## Task instructions
Set down each entry exactly as given; pictures should not appear in the copy.

## Recorded data
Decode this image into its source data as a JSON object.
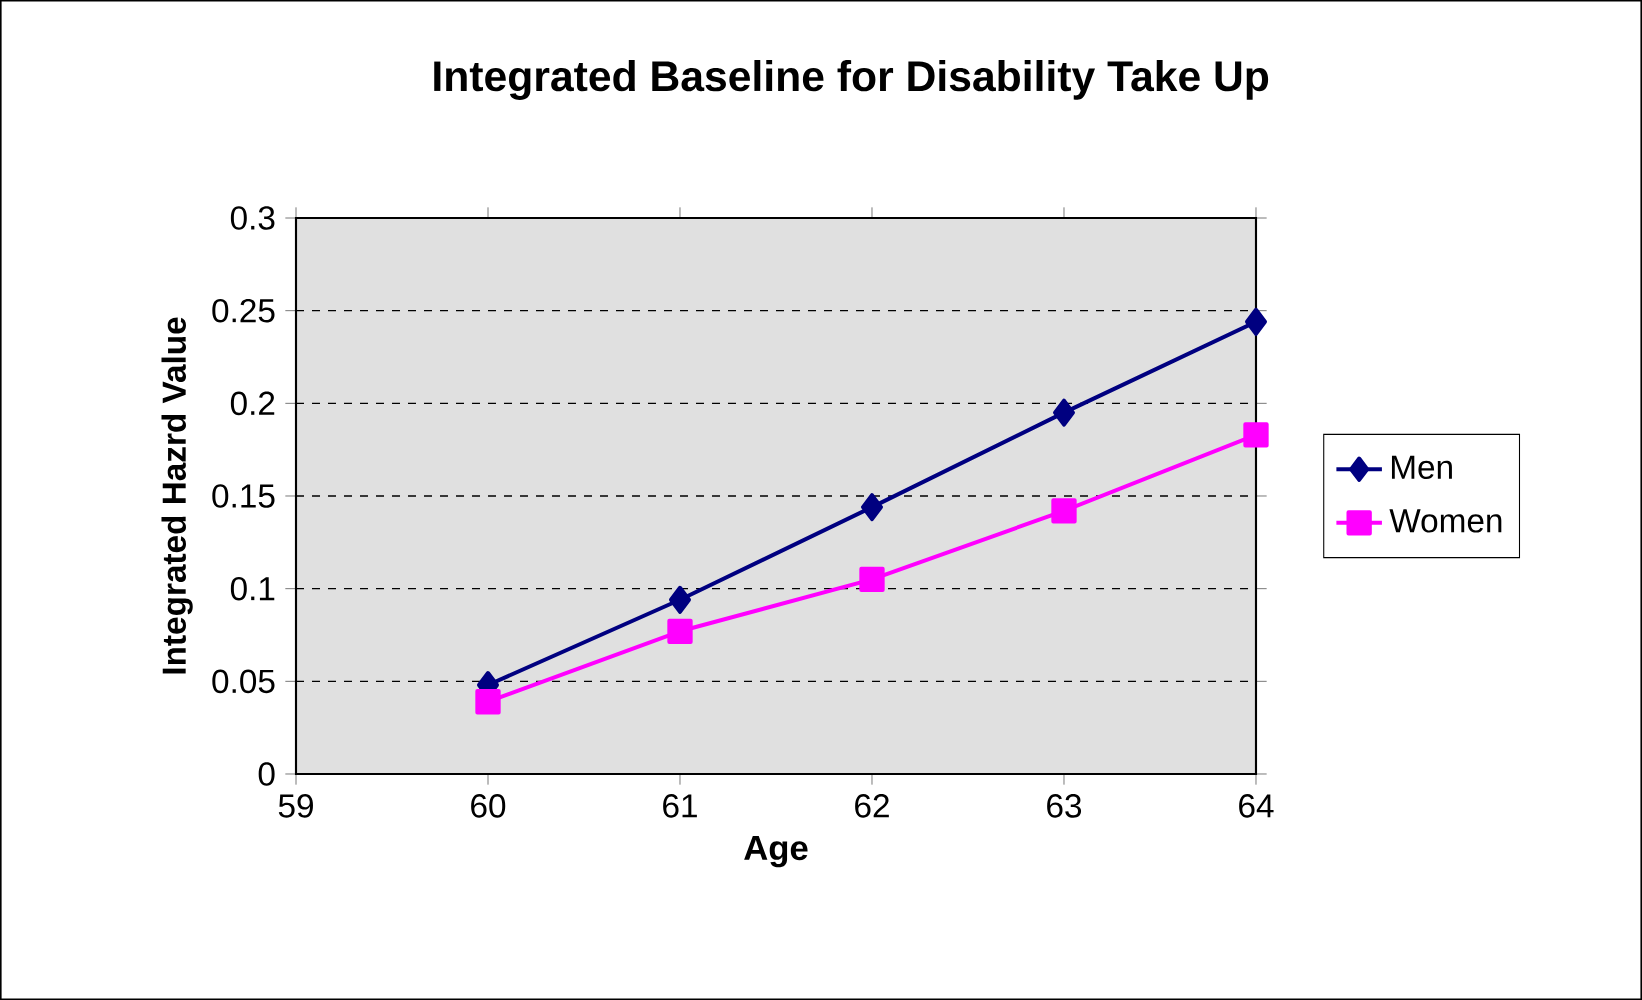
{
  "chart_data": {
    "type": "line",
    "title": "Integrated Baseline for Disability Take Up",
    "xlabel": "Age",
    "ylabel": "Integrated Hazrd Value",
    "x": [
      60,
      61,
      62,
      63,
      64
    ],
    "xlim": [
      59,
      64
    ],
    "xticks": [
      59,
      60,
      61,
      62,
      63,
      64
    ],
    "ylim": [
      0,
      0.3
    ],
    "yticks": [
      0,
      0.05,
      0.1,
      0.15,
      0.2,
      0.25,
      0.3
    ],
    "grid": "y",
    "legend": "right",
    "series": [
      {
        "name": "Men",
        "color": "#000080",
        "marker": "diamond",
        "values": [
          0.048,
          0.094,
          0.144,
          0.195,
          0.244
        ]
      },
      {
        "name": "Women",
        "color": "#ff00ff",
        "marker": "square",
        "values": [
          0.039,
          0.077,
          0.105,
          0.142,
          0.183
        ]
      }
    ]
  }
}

## The reply
Decode this image into its source data as a JSON object.
{
  "chart_data": {
    "type": "line",
    "title": "Integrated Baseline for Disability Take Up",
    "xlabel": "Age",
    "ylabel": "Integrated Hazrd Value",
    "x": [
      60,
      61,
      62,
      63,
      64
    ],
    "xlim": [
      59,
      64
    ],
    "xticks": [
      59,
      60,
      61,
      62,
      63,
      64
    ],
    "ylim": [
      0,
      0.3
    ],
    "yticks": [
      0,
      0.05,
      0.1,
      0.15,
      0.2,
      0.25,
      0.3
    ],
    "grid": "y",
    "legend": "right",
    "series": [
      {
        "name": "Men",
        "color": "#000080",
        "marker": "diamond",
        "values": [
          0.048,
          0.094,
          0.144,
          0.195,
          0.244
        ]
      },
      {
        "name": "Women",
        "color": "#ff00ff",
        "marker": "square",
        "values": [
          0.039,
          0.077,
          0.105,
          0.142,
          0.183
        ]
      }
    ]
  }
}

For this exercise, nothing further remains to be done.